Task prompt - Write the records below out in full, character for character, with no pictures.
>>>>>
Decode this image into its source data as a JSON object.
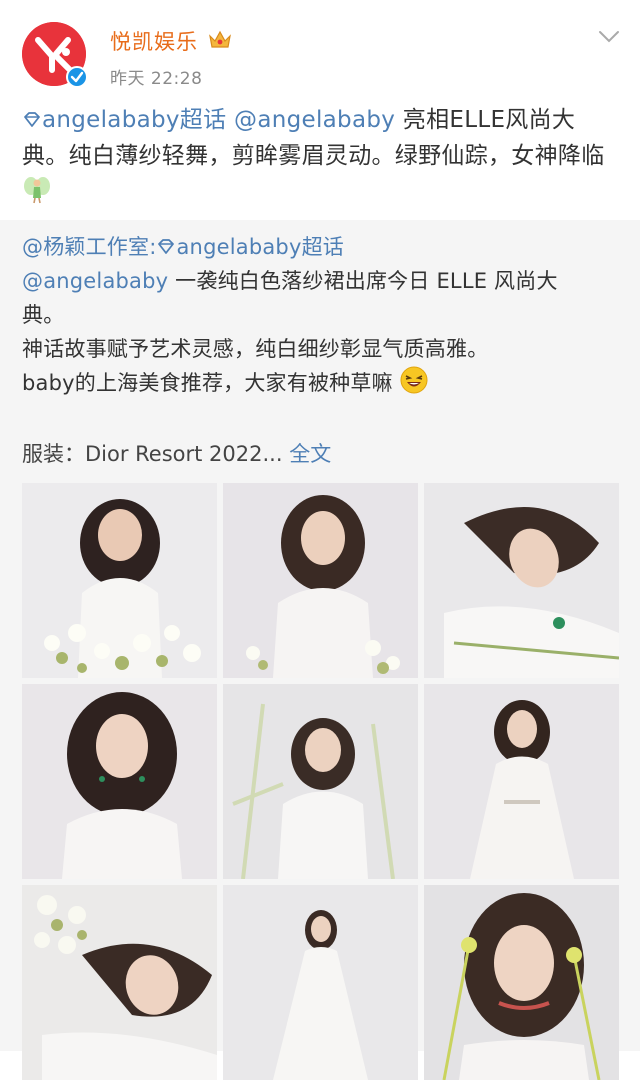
{
  "header": {
    "username": "悦凯娱乐",
    "timestamp": "昨天 22:28",
    "avatar_icon": "brand-logo-icon",
    "verified_icon": "verified-badge-icon",
    "crown_icon": "crown-icon",
    "menu_icon": "chevron-down-icon"
  },
  "post": {
    "topic": "angelababy超话",
    "mention": "@angelababy",
    "text_1": " 亮相ELLE风尚大典。纯白薄纱轻舞，剪眸雾眉灵动。绿野仙踪，女神降临",
    "fairy_icon": "fairy-emoji-icon"
  },
  "repost": {
    "author": "@杨颖工作室:",
    "topic": "angelababy超话",
    "mention": "@angelababy",
    "line_1": " 一袭纯白色落纱裙出席今日 ELLE 风尚大",
    "line_2": "典。",
    "line_3": "神话故事赋予艺术灵感，纯白细纱彰显气质高雅。",
    "line_4": "baby的上海美食推荐，大家有被种草嘛 ",
    "laugh_icon": "laughing-emoji-icon",
    "meta": "服装：Dior Resort 2022... ",
    "fulltext": "全文"
  },
  "colors": {
    "link": "#4e7fb5",
    "username": "#e86c1a",
    "brand": "#e8333b",
    "repost_bg": "#f5f5f5"
  },
  "photos": [
    {
      "name": "photo-1"
    },
    {
      "name": "photo-2"
    },
    {
      "name": "photo-3"
    },
    {
      "name": "photo-4"
    },
    {
      "name": "photo-5"
    },
    {
      "name": "photo-6"
    },
    {
      "name": "photo-7"
    },
    {
      "name": "photo-8"
    },
    {
      "name": "photo-9"
    }
  ]
}
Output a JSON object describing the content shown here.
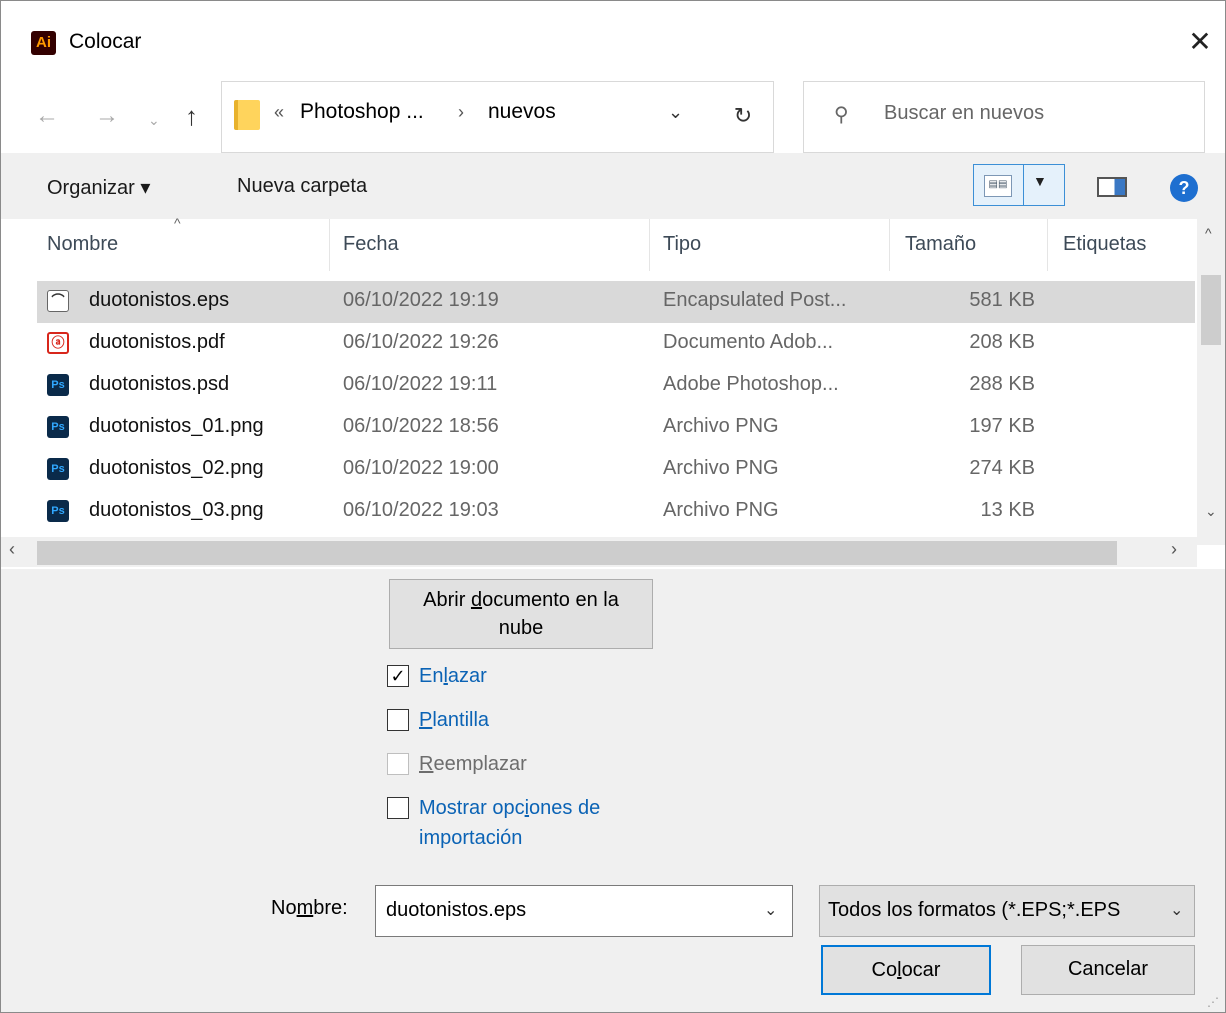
{
  "window": {
    "title": "Colocar",
    "app_icon": "Ai",
    "close_glyph": "✕"
  },
  "nav": {
    "back_glyph": "←",
    "forward_glyph": "→",
    "recent_glyph": "⌄",
    "up_glyph": "↑",
    "breadcrumb_overflow": "«",
    "breadcrumb_parent": "Photoshop ...",
    "breadcrumb_arrow": "›",
    "breadcrumb_current": "nuevos",
    "address_dropdown": "⌄",
    "refresh_glyph": "↻",
    "search_placeholder": "Buscar en nuevos",
    "search_glyph": "⚲"
  },
  "toolbar": {
    "organize": "Organizar ▾",
    "new_folder": "Nueva carpeta",
    "help": "?"
  },
  "columns": {
    "name": "Nombre",
    "date": "Fecha",
    "type": "Tipo",
    "size": "Tamaño",
    "tags": "Etiquetas"
  },
  "files": [
    {
      "name": "duotonistos.eps",
      "date": "06/10/2022 19:19",
      "type": "Encapsulated Post...",
      "size": "581 KB",
      "icon": "eps-icon",
      "icon_text": "⌒"
    },
    {
      "name": "duotonistos.pdf",
      "date": "06/10/2022 19:26",
      "type": "Documento Adob...",
      "size": "208 KB",
      "icon": "pdf-icon",
      "icon_text": "ⓐ"
    },
    {
      "name": "duotonistos.psd",
      "date": "06/10/2022 19:11",
      "type": "Adobe Photoshop...",
      "size": "288 KB",
      "icon": "psd-icon",
      "icon_text": "Ps"
    },
    {
      "name": "duotonistos_01.png",
      "date": "06/10/2022 18:56",
      "type": "Archivo PNG",
      "size": "197 KB",
      "icon": "png-icon",
      "icon_text": "Ps"
    },
    {
      "name": "duotonistos_02.png",
      "date": "06/10/2022 19:00",
      "type": "Archivo PNG",
      "size": "274 KB",
      "icon": "png-icon",
      "icon_text": "Ps"
    },
    {
      "name": "duotonistos_03.png",
      "date": "06/10/2022 19:03",
      "type": "Archivo PNG",
      "size": "13 KB",
      "icon": "png-icon",
      "icon_text": "Ps"
    }
  ],
  "options": {
    "cloud_button_line1_pre": "Abrir ",
    "cloud_button_line1_u": "d",
    "cloud_button_line1_post": "ocumento en la",
    "cloud_button_line2": "nube",
    "link": {
      "pre": "En",
      "u": "l",
      "post": "azar",
      "checked": true,
      "mark": "✓"
    },
    "template": {
      "pre": "",
      "u": "P",
      "post": "lantilla",
      "checked": false
    },
    "replace": {
      "pre": "",
      "u": "R",
      "post": "eemplazar",
      "checked": false,
      "disabled": true
    },
    "import_options": {
      "line1_pre": "Mostrar opc",
      "line1_u": "i",
      "line1_post": "ones de",
      "line2": "importación",
      "checked": false
    }
  },
  "footer": {
    "name_label_pre": "No",
    "name_label_u": "m",
    "name_label_post": "bre:",
    "name_value": "duotonistos.eps",
    "filter_value": "Todos los formatos (*.EPS;*.EPS",
    "dropdown_glyph": "⌄",
    "place_pre": "Co",
    "place_u": "l",
    "place_post": "ocar",
    "cancel": "Cancelar"
  },
  "colors": {
    "link_blue": "#0b63b5",
    "selected_row": "#d9d9d9",
    "primary_border": "#0078d7"
  }
}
<<<<<
Answer to this task -
Decode this image into its source data as a JSON object.
{
  "header": {
    "username": "悦凯娱乐",
    "timestamp": "昨天 22:28",
    "avatar_icon": "brand-logo-icon",
    "verified_icon": "verified-badge-icon",
    "crown_icon": "crown-icon",
    "menu_icon": "chevron-down-icon"
  },
  "post": {
    "topic": "angelababy超话",
    "mention": "@angelababy",
    "text_1": " 亮相ELLE风尚大典。纯白薄纱轻舞，剪眸雾眉灵动。绿野仙踪，女神降临",
    "fairy_icon": "fairy-emoji-icon"
  },
  "repost": {
    "author": "@杨颖工作室:",
    "topic": "angelababy超话",
    "mention": "@angelababy",
    "line_1": " 一袭纯白色落纱裙出席今日 ELLE 风尚大",
    "line_2": "典。",
    "line_3": "神话故事赋予艺术灵感，纯白细纱彰显气质高雅。",
    "line_4": "baby的上海美食推荐，大家有被种草嘛 ",
    "laugh_icon": "laughing-emoji-icon",
    "meta": "服装：Dior Resort 2022... ",
    "fulltext": "全文"
  },
  "colors": {
    "link": "#4e7fb5",
    "username": "#e86c1a",
    "brand": "#e8333b",
    "repost_bg": "#f5f5f5"
  },
  "photos": [
    {
      "name": "photo-1"
    },
    {
      "name": "photo-2"
    },
    {
      "name": "photo-3"
    },
    {
      "name": "photo-4"
    },
    {
      "name": "photo-5"
    },
    {
      "name": "photo-6"
    },
    {
      "name": "photo-7"
    },
    {
      "name": "photo-8"
    },
    {
      "name": "photo-9"
    }
  ]
}
Output a JSON object describing the content shown here.
{
  "window": {
    "title": "Colocar",
    "app_icon": "Ai",
    "close_glyph": "✕"
  },
  "nav": {
    "back_glyph": "←",
    "forward_glyph": "→",
    "recent_glyph": "⌄",
    "up_glyph": "↑",
    "breadcrumb_overflow": "«",
    "breadcrumb_parent": "Photoshop ...",
    "breadcrumb_arrow": "›",
    "breadcrumb_current": "nuevos",
    "address_dropdown": "⌄",
    "refresh_glyph": "↻",
    "search_placeholder": "Buscar en nuevos",
    "search_glyph": "⚲"
  },
  "toolbar": {
    "organize": "Organizar ▾",
    "new_folder": "Nueva carpeta",
    "help": "?"
  },
  "columns": {
    "name": "Nombre",
    "date": "Fecha",
    "type": "Tipo",
    "size": "Tamaño",
    "tags": "Etiquetas"
  },
  "files": [
    {
      "name": "duotonistos.eps",
      "date": "06/10/2022 19:19",
      "type": "Encapsulated Post...",
      "size": "581 KB",
      "icon": "eps-icon",
      "icon_text": "⌒"
    },
    {
      "name": "duotonistos.pdf",
      "date": "06/10/2022 19:26",
      "type": "Documento Adob...",
      "size": "208 KB",
      "icon": "pdf-icon",
      "icon_text": "ⓐ"
    },
    {
      "name": "duotonistos.psd",
      "date": "06/10/2022 19:11",
      "type": "Adobe Photoshop...",
      "size": "288 KB",
      "icon": "psd-icon",
      "icon_text": "Ps"
    },
    {
      "name": "duotonistos_01.png",
      "date": "06/10/2022 18:56",
      "type": "Archivo PNG",
      "size": "197 KB",
      "icon": "png-icon",
      "icon_text": "Ps"
    },
    {
      "name": "duotonistos_02.png",
      "date": "06/10/2022 19:00",
      "type": "Archivo PNG",
      "size": "274 KB",
      "icon": "png-icon",
      "icon_text": "Ps"
    },
    {
      "name": "duotonistos_03.png",
      "date": "06/10/2022 19:03",
      "type": "Archivo PNG",
      "size": "13 KB",
      "icon": "png-icon",
      "icon_text": "Ps"
    }
  ],
  "options": {
    "cloud_button_line1_pre": "Abrir ",
    "cloud_button_line1_u": "d",
    "cloud_button_line1_post": "ocumento en la",
    "cloud_button_line2": "nube",
    "link": {
      "pre": "En",
      "u": "l",
      "post": "azar",
      "checked": true,
      "mark": "✓"
    },
    "template": {
      "pre": "",
      "u": "P",
      "post": "lantilla",
      "checked": false
    },
    "replace": {
      "pre": "",
      "u": "R",
      "post": "eemplazar",
      "checked": false,
      "disabled": true
    },
    "import_options": {
      "line1_pre": "Mostrar opc",
      "line1_u": "i",
      "line1_post": "ones de",
      "line2": "importación",
      "checked": false
    }
  },
  "footer": {
    "name_label_pre": "No",
    "name_label_u": "m",
    "name_label_post": "bre:",
    "name_value": "duotonistos.eps",
    "filter_value": "Todos los formatos (*.EPS;*.EPS",
    "dropdown_glyph": "⌄",
    "place_pre": "Co",
    "place_u": "l",
    "place_post": "ocar",
    "cancel": "Cancelar"
  },
  "colors": {
    "link_blue": "#0b63b5",
    "selected_row": "#d9d9d9",
    "primary_border": "#0078d7"
  }
}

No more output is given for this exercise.